_GOAL OF THE EXERCISE:_
Copy every line in the records below that contains the word "only".

Start INPUT DATA

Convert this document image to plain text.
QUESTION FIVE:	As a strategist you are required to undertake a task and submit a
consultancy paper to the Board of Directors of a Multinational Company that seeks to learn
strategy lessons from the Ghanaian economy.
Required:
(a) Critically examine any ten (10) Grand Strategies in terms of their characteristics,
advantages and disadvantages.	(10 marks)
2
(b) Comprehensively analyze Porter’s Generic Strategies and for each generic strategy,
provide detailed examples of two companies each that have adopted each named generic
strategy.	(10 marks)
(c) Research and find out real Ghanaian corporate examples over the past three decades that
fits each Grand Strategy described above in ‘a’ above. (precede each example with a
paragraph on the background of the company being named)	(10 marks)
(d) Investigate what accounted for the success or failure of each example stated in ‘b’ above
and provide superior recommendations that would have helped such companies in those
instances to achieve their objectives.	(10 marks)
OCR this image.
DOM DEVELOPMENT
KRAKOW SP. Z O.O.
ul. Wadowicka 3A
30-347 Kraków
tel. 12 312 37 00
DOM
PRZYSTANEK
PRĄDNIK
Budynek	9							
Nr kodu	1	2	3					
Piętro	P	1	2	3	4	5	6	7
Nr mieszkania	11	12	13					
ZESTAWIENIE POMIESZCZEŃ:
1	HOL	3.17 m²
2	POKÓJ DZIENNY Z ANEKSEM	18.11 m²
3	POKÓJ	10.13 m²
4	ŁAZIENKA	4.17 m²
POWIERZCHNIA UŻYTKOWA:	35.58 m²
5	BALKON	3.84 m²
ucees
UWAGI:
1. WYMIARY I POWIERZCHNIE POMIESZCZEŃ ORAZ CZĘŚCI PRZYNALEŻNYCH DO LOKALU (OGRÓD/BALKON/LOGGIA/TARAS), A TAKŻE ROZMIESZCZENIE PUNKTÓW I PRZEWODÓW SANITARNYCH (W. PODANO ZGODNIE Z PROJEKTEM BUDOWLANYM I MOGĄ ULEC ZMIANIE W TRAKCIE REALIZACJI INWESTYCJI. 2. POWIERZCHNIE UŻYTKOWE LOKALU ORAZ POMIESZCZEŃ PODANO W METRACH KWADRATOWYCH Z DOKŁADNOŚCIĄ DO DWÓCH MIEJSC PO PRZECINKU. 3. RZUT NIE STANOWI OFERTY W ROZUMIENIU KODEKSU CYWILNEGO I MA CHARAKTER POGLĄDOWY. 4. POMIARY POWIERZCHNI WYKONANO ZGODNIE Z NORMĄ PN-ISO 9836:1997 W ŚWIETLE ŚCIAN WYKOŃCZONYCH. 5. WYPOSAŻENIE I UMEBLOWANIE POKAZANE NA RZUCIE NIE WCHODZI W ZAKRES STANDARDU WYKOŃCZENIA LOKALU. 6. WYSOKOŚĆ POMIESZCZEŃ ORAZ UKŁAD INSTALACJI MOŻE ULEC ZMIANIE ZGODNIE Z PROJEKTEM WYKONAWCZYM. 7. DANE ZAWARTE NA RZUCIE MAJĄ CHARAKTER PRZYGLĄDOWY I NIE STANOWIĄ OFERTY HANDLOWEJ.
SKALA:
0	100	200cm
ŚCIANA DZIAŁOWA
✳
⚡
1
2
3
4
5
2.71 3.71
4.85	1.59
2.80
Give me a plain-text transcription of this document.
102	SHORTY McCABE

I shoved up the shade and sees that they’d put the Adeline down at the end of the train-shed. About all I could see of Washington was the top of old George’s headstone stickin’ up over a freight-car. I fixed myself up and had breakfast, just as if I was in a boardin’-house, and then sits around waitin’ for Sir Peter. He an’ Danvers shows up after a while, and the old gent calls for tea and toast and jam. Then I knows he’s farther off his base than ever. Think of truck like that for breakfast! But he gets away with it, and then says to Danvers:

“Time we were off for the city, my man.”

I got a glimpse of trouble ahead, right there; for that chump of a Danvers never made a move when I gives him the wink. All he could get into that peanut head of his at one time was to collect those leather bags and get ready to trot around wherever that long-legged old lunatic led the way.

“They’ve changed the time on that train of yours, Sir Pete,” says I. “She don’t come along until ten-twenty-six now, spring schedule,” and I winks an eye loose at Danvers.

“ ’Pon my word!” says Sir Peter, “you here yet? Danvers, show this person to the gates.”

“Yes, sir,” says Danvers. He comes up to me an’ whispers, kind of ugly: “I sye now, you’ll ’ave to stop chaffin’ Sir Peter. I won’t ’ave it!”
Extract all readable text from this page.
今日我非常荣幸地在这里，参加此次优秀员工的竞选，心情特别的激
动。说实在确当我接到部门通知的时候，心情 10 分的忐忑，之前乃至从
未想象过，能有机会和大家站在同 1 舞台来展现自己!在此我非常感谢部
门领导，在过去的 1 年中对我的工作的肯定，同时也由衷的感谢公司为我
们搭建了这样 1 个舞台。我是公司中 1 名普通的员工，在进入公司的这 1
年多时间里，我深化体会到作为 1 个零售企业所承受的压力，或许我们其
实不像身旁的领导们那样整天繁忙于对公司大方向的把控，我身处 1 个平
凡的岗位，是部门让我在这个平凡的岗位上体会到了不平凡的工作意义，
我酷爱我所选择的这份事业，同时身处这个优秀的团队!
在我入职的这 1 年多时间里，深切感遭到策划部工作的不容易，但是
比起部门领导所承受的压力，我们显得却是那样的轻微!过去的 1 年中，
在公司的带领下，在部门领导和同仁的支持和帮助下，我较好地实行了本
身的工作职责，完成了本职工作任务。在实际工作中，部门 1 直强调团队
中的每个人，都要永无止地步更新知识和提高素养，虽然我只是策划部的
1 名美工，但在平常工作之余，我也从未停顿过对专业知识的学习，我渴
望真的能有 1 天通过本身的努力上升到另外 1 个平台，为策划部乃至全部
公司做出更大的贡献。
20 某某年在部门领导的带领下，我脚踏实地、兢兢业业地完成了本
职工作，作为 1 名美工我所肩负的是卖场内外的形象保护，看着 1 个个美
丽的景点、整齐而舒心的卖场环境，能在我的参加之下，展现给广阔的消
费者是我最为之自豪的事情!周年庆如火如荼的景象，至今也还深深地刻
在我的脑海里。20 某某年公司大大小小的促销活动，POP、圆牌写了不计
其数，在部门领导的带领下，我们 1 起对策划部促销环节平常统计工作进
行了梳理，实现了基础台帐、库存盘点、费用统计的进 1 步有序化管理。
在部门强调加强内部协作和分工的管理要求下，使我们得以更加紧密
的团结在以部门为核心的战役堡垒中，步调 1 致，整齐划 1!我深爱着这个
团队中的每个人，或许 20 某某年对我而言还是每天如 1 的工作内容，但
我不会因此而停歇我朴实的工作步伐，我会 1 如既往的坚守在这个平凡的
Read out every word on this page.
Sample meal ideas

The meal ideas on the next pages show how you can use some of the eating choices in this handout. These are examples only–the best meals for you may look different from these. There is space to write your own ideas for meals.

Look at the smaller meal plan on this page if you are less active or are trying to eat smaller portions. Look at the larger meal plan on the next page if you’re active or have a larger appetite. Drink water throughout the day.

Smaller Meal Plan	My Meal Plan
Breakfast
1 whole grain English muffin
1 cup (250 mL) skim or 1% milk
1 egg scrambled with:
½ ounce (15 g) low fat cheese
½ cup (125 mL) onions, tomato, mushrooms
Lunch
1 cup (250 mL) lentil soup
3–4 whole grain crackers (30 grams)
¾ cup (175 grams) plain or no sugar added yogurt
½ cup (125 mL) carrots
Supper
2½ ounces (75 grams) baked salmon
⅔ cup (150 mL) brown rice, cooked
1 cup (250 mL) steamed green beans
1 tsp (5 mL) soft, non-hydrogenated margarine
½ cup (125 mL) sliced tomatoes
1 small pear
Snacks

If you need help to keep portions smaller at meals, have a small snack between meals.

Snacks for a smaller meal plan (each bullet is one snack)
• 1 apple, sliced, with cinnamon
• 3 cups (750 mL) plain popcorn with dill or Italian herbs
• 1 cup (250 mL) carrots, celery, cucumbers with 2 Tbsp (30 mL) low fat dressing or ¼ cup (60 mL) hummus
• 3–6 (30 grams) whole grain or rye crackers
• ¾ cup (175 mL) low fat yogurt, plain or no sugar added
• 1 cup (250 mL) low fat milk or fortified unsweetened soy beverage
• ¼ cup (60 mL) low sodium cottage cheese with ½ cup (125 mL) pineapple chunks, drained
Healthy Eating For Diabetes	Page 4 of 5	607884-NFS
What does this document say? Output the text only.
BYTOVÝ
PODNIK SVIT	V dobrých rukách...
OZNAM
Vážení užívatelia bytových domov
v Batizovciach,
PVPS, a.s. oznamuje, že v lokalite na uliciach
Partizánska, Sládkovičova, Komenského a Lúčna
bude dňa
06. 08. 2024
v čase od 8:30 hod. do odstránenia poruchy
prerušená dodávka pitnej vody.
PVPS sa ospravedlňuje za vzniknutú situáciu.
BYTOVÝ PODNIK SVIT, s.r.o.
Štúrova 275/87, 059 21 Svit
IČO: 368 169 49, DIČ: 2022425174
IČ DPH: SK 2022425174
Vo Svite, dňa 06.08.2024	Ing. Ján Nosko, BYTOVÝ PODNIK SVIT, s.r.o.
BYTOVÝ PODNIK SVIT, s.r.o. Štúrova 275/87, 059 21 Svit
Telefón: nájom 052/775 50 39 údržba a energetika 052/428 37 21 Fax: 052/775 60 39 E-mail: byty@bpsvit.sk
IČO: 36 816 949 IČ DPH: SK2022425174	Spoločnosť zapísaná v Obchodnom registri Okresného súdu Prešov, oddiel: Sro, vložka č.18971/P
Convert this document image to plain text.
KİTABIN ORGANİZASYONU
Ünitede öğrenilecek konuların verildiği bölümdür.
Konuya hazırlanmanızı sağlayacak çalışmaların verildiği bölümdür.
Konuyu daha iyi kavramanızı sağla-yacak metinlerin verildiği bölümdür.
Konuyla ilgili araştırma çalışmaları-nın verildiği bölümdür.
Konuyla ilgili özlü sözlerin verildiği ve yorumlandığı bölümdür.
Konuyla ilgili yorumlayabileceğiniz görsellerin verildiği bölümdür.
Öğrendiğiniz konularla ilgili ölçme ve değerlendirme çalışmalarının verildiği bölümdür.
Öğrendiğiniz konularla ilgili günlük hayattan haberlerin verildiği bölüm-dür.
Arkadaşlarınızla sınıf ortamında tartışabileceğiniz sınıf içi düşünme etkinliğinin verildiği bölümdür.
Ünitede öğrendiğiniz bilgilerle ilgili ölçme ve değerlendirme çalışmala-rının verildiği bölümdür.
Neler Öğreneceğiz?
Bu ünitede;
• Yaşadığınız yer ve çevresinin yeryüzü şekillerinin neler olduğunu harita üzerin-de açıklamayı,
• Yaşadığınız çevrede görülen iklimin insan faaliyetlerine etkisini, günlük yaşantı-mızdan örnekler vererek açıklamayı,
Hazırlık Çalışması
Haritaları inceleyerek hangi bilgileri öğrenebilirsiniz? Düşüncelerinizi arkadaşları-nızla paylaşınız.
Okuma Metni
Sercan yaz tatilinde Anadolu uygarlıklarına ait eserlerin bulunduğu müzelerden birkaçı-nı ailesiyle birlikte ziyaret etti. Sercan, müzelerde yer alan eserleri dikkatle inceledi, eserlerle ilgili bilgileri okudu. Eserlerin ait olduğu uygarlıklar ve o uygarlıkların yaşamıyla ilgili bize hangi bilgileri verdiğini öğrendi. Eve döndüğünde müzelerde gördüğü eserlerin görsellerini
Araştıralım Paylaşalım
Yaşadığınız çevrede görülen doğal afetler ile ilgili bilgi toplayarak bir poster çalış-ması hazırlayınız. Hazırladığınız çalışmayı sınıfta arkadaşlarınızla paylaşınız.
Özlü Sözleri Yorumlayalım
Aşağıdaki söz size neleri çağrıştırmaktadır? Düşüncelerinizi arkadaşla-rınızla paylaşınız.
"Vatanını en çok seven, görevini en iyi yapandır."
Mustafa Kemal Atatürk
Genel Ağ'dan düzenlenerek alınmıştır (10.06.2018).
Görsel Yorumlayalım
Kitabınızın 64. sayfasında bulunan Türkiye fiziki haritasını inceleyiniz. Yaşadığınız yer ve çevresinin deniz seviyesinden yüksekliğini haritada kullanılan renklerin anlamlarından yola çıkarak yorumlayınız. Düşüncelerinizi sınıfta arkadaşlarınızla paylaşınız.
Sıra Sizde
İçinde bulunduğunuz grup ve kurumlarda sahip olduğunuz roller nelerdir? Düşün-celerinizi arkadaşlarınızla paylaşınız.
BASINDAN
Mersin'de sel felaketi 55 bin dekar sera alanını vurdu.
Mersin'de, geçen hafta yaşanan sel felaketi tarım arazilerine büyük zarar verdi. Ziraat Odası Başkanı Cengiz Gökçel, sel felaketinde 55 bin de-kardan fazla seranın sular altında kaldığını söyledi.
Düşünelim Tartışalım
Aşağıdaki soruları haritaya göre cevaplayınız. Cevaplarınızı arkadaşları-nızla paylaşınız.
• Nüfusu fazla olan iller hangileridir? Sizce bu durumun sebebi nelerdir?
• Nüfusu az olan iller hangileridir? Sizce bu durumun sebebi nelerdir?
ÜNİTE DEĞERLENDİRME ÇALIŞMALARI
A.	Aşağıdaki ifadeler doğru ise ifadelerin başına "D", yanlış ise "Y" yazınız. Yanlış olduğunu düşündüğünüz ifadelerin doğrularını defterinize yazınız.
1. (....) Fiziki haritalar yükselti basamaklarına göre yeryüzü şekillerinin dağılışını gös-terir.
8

End INPUT DATA

_SOLUTION:_
The meal ideas on the next pages show how you can use some of the eating choices in this handout. These are examples only–the best meals for you may look different from these. There is space to write your own ideas for meals.
What does this document say? Output the text only.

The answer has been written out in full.